**DATA FOR THIS TASK:**
----------

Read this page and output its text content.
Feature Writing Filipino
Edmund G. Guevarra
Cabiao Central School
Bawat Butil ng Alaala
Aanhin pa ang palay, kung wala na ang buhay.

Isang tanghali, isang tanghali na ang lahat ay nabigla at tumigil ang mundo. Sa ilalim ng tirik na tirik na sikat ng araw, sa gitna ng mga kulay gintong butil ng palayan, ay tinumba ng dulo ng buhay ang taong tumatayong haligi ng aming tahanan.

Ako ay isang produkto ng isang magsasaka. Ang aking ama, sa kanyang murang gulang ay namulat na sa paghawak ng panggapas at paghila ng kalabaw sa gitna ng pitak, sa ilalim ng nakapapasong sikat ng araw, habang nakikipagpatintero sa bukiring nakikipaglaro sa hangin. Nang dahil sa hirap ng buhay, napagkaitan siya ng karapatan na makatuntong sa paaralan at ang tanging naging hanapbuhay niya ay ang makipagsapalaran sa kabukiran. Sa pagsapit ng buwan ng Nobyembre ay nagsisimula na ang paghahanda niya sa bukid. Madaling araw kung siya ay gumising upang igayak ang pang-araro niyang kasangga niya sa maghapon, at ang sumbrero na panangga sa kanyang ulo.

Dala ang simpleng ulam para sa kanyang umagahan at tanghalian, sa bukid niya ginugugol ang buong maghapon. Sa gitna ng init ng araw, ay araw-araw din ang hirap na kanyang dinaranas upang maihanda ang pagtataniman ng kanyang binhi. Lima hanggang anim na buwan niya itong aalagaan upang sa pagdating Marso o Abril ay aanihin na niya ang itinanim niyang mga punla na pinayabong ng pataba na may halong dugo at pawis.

----------

**WHAT THE TASK ASKS:** Extract all of the data shown above without alteration.

**RESPONSE FOR THIS EXERCISE:**
Read this page and output its text content.
Feature Writing Filipino
Edmund G. Guevarra
Cabiao Central School
Bawat Butil ng Alaala
Aanhin pa ang palay, kung wala na ang buhay.

Isang tanghali, isang tanghali na ang lahat ay nabigla at tumigil ang mundo. Sa ilalim ng tirik na tirik na sikat ng araw, sa gitna ng mga kulay gintong butil ng palayan, ay tinumba ng dulo ng buhay ang taong tumatayong haligi ng aming tahanan.

Ako ay isang produkto ng isang magsasaka. Ang aking ama, sa kanyang murang gulang ay namulat na sa paghawak ng panggapas at paghila ng kalabaw sa gitna ng pitak, sa ilalim ng nakapapasong sikat ng araw, habang nakikipagpatintero sa bukiring nakikipaglaro sa hangin. Nang dahil sa hirap ng buhay, napagkaitan siya ng karapatan na makatuntong sa paaralan at ang tanging naging hanapbuhay niya ay ang makipagsapalaran sa kabukiran. Sa pagsapit ng buwan ng Nobyembre ay nagsisimula na ang paghahanda niya sa bukid. Madaling araw kung siya ay gumising upang igayak ang pang-araro niyang kasangga niya sa maghapon, at ang sumbrero na panangga sa kanyang ulo.

Dala ang simpleng ulam para sa kanyang umagahan at tanghalian, sa bukid niya ginugugol ang buong maghapon. Sa gitna ng init ng araw, ay araw-araw din ang hirap na kanyang dinaranas upang maihanda ang pagtataniman ng kanyang binhi. Lima hanggang anim na buwan niya itong aalagaan upang sa pagdating Marso o Abril ay aanihin na niya ang itinanim niyang mga punla na pinayabong ng pataba na may halong dugo at pawis.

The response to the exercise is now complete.